## begin Given entries

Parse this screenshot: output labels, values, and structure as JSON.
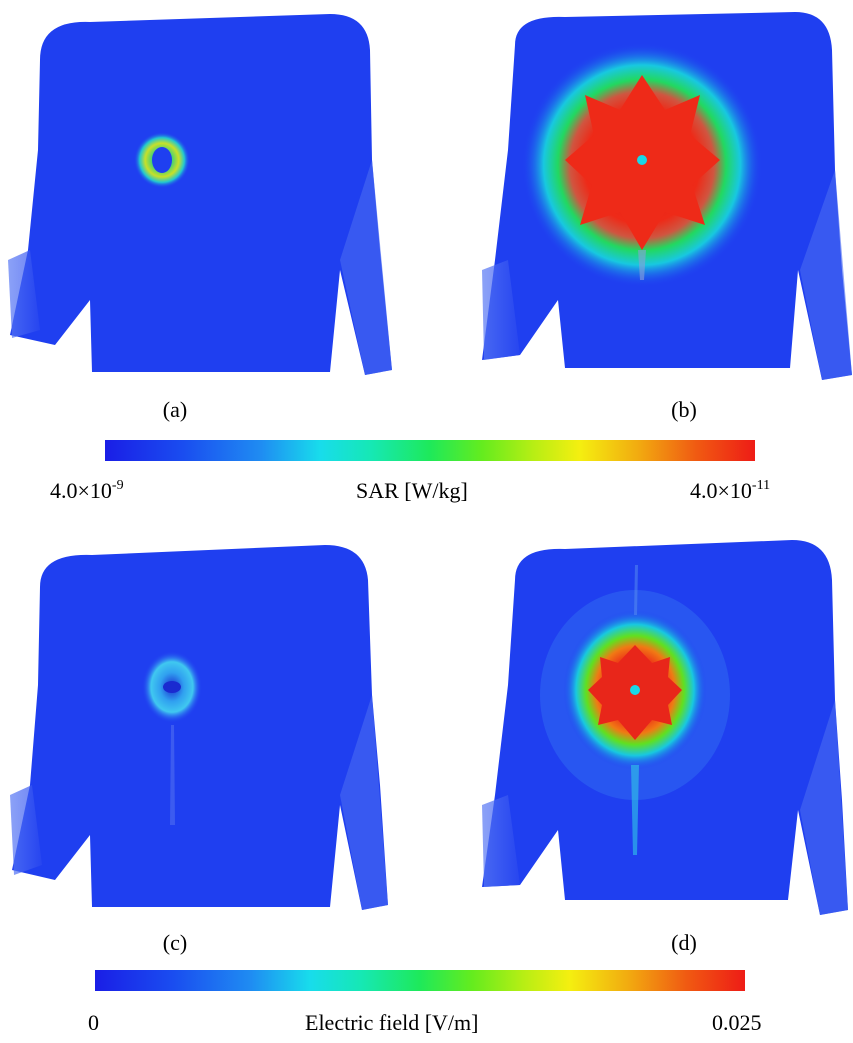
{
  "panels": [
    {
      "id": "a",
      "label": "(a)"
    },
    {
      "id": "b",
      "label": "(b)"
    },
    {
      "id": "c",
      "label": "(c)"
    },
    {
      "id": "d",
      "label": "(d)"
    }
  ],
  "colorbar_sar": {
    "title": "SAR [W/kg]",
    "min_mantissa": "4.0×10",
    "min_exponent": "-9",
    "max_mantissa": "4.0×10",
    "max_exponent": "-11"
  },
  "colorbar_efield": {
    "title": "Electric field [V/m]",
    "min": "0",
    "max": "0.025"
  },
  "colors": {
    "body_blue": "#1f3ff0",
    "hot_red": "#e8261a",
    "mid_green": "#22e060",
    "cyan": "#18d8e8"
  }
}
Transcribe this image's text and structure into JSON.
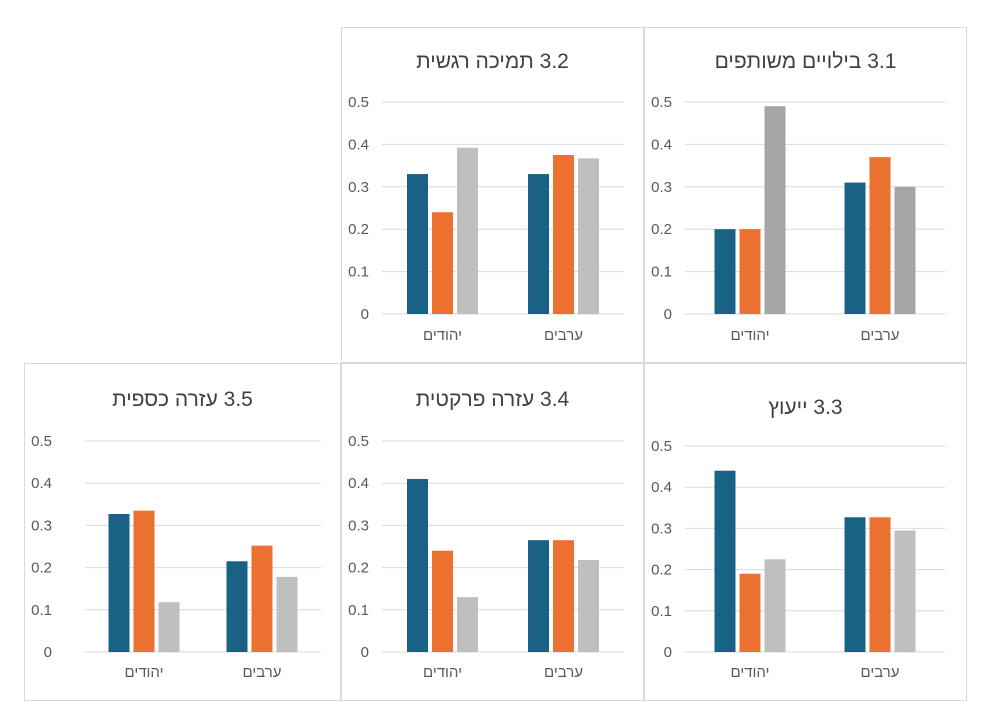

## end Given entries

> [Task description]: Leave out all images, then reproduce the entries above exactly.

> [Solution to this problem]:
Parse this screenshot: output labels, values, and structure as JSON.
{
  "panels": [
    {
      "id": "a",
      "label": "(a)"
    },
    {
      "id": "b",
      "label": "(b)"
    },
    {
      "id": "c",
      "label": "(c)"
    },
    {
      "id": "d",
      "label": "(d)"
    }
  ],
  "colorbar_sar": {
    "title": "SAR [W/kg]",
    "min_mantissa": "4.0×10",
    "min_exponent": "-9",
    "max_mantissa": "4.0×10",
    "max_exponent": "-11"
  },
  "colorbar_efield": {
    "title": "Electric field [V/m]",
    "min": "0",
    "max": "0.025"
  },
  "colors": {
    "body_blue": "#1f3ff0",
    "hot_red": "#e8261a",
    "mid_green": "#22e060",
    "cyan": "#18d8e8"
  }
}
Transcribe this image's text and structure into JSON.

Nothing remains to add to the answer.